> EXERCISE MATERIALS
========================================================================
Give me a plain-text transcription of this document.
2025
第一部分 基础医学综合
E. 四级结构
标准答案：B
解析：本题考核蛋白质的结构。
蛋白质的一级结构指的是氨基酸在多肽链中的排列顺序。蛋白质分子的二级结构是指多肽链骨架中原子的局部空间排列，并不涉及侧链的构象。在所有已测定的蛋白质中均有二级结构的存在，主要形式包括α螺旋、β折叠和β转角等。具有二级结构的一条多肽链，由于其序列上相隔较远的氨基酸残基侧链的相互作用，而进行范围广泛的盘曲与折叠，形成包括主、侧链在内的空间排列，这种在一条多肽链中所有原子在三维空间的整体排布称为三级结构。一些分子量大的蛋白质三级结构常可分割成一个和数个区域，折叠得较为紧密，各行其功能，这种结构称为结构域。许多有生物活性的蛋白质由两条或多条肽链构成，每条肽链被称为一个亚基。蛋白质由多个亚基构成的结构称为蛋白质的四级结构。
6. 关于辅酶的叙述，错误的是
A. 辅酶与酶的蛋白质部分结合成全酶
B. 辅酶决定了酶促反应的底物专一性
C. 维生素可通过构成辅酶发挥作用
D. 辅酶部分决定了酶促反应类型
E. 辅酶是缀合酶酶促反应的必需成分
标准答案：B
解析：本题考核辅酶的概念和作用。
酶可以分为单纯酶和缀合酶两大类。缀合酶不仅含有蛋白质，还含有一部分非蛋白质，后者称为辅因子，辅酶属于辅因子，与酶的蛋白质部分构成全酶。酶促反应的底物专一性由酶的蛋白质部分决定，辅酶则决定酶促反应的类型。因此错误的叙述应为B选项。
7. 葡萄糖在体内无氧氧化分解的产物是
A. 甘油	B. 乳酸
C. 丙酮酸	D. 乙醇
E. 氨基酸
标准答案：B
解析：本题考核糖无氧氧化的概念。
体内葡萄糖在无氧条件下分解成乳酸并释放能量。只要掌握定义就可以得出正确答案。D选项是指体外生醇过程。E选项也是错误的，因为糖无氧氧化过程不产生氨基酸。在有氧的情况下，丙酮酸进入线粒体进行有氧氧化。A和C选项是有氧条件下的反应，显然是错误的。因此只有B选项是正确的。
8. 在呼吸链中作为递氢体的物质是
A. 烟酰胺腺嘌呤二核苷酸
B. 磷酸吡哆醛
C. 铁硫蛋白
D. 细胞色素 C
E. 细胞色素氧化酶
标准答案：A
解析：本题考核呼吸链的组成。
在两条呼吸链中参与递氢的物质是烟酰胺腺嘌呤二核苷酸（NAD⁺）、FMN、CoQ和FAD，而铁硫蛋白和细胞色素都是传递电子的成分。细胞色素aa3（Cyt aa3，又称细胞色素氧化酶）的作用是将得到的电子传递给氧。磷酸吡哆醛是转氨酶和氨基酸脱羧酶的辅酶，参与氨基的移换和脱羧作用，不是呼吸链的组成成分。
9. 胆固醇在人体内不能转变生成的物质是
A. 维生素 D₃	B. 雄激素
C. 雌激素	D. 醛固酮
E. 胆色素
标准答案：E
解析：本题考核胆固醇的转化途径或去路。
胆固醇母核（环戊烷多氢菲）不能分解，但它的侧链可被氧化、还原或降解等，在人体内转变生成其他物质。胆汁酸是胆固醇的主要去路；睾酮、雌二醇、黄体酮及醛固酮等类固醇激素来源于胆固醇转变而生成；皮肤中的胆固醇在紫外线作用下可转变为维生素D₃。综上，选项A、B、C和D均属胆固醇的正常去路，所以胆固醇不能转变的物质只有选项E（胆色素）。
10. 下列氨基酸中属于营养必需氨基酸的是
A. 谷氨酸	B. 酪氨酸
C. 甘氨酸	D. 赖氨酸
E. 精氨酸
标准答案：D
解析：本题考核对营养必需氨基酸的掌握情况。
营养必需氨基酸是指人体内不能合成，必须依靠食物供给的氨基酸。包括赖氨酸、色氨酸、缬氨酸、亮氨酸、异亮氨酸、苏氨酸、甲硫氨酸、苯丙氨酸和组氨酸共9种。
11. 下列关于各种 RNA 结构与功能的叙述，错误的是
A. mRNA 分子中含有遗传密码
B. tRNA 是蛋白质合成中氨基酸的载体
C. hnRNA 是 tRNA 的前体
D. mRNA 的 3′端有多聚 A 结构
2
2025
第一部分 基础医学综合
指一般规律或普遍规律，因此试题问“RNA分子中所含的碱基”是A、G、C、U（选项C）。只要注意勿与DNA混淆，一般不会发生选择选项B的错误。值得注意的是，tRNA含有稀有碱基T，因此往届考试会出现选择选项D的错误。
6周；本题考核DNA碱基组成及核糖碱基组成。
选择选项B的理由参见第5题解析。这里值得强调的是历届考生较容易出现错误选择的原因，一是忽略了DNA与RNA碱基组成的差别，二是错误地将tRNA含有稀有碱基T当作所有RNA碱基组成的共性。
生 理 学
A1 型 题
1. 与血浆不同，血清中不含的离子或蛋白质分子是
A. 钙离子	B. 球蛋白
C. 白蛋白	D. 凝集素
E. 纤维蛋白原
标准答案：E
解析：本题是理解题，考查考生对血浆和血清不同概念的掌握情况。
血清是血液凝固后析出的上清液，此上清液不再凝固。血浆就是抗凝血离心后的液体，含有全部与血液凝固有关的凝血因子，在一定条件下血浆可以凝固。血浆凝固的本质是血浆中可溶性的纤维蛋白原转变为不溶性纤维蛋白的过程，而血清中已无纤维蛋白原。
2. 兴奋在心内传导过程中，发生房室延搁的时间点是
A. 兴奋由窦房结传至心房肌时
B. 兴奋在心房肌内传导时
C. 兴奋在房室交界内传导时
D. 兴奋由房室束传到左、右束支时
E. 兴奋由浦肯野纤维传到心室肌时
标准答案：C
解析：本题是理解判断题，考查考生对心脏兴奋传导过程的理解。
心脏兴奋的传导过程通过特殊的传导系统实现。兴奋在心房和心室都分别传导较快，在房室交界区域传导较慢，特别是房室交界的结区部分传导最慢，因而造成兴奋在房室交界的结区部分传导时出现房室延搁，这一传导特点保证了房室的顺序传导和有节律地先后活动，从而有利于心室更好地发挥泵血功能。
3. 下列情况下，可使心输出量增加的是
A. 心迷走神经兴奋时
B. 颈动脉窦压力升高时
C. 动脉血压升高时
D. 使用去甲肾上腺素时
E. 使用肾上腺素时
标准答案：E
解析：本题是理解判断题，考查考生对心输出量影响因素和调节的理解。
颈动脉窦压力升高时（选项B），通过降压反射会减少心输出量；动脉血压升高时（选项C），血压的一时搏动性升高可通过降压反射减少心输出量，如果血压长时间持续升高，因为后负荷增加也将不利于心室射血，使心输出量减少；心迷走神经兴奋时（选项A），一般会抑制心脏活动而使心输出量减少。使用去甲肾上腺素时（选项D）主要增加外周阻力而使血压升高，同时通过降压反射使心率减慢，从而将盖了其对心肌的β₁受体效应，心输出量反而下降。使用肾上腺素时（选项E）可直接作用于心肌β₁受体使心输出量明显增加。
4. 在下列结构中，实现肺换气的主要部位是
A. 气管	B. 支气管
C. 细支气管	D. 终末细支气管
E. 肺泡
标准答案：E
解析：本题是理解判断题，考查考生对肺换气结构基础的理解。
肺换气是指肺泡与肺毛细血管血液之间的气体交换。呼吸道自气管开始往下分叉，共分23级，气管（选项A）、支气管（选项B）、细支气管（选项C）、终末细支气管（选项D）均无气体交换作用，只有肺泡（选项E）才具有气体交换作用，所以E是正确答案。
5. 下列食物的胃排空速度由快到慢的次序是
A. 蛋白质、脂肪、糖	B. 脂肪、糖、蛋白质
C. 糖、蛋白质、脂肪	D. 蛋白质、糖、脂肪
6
========================================================================
> WHAT TO WORK ON
Collect every line from the records above that contains the word "细支气管".

> EXERCISE SOLUTION
C. 细支气管	D. 终末细支气管
肺换气是指肺泡与肺毛细血管血液之间的气体交换。呼吸道自气管开始往下分叉，共分23级，气管（选项A）、支气管（选项B）、细支气管（选项C）、终末细支气管（选项D）均无气体交换作用，只有肺泡（选项E）才具有气体交换作用，所以E是正确答案。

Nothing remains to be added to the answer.